Items ▸
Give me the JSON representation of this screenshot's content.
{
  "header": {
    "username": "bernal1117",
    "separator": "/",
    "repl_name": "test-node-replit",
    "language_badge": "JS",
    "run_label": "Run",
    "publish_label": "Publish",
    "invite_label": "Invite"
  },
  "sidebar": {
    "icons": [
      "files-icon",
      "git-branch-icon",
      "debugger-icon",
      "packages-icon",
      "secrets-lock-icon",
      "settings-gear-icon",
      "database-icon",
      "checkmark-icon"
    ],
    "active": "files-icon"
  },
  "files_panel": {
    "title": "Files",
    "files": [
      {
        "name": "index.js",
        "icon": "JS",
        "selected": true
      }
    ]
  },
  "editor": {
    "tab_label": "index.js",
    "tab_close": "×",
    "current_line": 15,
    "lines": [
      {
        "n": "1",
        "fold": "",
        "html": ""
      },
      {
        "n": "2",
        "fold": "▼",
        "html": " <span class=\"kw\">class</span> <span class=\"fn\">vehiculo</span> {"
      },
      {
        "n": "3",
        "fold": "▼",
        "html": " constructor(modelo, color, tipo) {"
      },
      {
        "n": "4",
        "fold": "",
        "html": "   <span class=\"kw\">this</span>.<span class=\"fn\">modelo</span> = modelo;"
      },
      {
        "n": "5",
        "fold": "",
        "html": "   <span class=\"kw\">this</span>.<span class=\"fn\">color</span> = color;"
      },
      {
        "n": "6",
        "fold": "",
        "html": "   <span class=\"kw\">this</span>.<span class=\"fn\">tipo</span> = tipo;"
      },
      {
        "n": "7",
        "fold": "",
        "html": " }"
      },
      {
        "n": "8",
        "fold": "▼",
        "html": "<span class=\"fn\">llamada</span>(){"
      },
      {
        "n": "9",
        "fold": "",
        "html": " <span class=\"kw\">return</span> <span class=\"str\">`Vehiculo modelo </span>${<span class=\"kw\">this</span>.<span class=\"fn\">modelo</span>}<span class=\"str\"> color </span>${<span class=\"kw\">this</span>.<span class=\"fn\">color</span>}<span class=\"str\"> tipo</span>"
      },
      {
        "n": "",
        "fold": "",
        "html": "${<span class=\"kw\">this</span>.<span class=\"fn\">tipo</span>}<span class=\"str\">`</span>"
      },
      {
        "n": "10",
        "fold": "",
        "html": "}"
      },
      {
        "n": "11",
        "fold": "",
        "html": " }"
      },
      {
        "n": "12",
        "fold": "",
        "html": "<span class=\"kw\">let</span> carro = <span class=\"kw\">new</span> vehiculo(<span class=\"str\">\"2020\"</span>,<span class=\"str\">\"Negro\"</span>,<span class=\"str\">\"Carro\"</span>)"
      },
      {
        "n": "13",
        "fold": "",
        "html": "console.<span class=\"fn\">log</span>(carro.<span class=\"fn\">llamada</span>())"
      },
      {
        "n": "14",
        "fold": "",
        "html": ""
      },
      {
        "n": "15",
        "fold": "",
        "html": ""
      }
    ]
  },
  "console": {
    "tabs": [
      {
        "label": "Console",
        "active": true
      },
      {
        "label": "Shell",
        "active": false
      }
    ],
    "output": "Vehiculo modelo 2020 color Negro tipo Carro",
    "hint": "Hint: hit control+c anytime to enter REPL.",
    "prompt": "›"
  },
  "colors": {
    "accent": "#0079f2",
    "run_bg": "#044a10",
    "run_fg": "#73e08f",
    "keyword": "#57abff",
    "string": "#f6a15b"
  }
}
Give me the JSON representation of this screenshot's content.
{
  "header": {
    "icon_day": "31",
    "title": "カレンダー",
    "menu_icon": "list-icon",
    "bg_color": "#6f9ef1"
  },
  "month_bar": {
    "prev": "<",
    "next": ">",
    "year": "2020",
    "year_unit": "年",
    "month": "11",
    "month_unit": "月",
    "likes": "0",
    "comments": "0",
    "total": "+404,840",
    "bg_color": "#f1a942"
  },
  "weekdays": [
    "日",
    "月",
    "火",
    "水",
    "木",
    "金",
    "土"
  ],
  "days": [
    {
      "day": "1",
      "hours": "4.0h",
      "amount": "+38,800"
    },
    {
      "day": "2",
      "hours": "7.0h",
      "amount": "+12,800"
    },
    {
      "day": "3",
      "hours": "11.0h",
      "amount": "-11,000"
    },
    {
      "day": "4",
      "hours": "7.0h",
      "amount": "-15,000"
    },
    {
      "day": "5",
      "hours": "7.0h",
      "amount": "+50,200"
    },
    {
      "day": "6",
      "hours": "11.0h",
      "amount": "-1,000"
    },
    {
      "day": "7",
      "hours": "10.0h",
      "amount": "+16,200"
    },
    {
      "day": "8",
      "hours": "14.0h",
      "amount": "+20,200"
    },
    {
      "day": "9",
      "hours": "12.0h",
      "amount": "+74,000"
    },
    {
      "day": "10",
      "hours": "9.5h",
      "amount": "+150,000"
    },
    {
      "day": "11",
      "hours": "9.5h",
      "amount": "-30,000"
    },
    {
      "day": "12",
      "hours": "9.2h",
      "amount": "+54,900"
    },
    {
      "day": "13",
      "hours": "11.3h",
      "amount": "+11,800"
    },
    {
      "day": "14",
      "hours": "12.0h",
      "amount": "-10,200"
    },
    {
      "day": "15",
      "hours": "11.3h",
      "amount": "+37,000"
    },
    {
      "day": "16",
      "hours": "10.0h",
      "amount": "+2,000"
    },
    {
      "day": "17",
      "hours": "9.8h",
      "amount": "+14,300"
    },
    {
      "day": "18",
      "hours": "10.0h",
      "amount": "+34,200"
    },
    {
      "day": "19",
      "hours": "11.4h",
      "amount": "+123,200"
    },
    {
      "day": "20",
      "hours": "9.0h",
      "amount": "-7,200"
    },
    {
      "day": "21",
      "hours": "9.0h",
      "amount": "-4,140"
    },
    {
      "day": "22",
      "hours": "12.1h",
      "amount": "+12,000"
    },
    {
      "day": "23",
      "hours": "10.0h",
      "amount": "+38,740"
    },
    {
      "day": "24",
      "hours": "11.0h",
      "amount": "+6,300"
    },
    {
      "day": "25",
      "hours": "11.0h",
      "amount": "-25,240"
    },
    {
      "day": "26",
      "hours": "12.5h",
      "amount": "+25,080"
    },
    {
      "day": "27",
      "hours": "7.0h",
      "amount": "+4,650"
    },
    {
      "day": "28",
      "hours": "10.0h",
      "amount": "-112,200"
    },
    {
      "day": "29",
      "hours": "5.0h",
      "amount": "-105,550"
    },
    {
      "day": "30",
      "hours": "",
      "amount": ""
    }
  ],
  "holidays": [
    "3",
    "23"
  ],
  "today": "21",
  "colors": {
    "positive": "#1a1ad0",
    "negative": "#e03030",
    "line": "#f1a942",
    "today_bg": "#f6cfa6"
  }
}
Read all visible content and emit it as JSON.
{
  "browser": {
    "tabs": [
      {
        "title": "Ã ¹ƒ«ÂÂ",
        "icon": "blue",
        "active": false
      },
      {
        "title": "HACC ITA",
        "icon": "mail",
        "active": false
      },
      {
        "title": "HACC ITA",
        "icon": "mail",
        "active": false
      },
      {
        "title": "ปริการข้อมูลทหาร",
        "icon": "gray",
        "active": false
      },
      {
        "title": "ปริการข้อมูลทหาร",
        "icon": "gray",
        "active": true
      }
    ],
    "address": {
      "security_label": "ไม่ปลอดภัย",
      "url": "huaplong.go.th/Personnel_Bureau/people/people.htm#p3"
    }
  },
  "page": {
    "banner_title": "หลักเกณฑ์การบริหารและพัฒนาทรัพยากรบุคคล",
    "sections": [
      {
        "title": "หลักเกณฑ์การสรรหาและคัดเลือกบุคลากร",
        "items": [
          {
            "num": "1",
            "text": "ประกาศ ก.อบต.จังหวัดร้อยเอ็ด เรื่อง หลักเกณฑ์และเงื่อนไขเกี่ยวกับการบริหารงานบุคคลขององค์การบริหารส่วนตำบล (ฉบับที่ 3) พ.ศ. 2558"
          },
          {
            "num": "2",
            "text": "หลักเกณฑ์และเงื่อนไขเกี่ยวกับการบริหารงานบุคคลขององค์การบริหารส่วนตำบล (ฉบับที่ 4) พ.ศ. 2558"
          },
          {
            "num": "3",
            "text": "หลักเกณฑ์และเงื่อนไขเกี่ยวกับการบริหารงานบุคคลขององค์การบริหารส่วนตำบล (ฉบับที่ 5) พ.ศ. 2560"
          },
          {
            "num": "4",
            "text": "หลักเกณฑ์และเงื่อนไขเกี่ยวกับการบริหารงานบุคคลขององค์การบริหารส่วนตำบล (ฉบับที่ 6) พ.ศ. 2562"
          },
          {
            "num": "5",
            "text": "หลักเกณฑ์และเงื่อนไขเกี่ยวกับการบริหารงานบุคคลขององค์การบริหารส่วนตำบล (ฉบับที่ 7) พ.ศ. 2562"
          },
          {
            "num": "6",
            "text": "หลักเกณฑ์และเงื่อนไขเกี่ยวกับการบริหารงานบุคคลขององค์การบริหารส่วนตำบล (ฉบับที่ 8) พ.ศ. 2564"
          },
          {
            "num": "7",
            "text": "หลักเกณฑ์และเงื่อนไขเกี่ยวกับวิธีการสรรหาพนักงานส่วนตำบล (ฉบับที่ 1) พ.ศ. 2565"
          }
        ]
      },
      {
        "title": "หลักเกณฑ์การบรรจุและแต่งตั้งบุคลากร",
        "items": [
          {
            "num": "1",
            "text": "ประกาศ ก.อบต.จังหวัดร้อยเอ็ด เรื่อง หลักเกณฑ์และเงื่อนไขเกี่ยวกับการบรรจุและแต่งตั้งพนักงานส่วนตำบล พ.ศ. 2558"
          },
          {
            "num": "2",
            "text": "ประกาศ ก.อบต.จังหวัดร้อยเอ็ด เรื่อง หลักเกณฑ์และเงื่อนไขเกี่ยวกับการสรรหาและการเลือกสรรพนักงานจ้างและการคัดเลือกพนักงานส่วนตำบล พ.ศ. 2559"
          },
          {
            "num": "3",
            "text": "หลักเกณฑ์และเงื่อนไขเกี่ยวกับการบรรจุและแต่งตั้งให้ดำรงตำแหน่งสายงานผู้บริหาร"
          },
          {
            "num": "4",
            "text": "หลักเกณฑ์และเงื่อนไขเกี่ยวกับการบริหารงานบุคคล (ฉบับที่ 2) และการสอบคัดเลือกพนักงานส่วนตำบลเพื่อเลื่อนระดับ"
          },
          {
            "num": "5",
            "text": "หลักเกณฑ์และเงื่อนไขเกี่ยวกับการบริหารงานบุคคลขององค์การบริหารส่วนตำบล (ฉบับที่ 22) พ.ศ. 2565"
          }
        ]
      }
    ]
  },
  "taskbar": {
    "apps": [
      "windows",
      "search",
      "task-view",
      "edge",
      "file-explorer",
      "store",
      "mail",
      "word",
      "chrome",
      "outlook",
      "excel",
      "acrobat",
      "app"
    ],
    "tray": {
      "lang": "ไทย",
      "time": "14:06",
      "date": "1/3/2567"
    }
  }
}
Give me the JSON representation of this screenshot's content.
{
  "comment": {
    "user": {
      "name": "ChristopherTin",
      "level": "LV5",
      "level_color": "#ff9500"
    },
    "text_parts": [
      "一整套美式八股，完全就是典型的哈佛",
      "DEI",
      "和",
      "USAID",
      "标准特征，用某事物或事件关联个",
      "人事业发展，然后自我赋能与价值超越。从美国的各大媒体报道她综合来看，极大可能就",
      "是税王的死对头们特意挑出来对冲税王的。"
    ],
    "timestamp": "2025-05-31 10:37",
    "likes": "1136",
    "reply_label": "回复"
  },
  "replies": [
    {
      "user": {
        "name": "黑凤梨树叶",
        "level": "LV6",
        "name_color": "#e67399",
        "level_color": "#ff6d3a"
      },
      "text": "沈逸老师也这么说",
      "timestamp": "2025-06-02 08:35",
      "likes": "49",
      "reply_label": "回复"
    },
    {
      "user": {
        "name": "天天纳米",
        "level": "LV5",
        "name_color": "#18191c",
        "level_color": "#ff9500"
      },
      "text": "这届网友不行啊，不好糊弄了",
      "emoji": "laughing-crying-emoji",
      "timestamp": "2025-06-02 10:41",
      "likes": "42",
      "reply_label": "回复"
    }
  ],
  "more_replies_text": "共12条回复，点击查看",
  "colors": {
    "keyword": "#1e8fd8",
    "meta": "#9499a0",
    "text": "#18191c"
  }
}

What is being asked ▸ Reply with nothing but a number: how many lines of the entries above contain the string "คลากร"?

Task response ▸ 2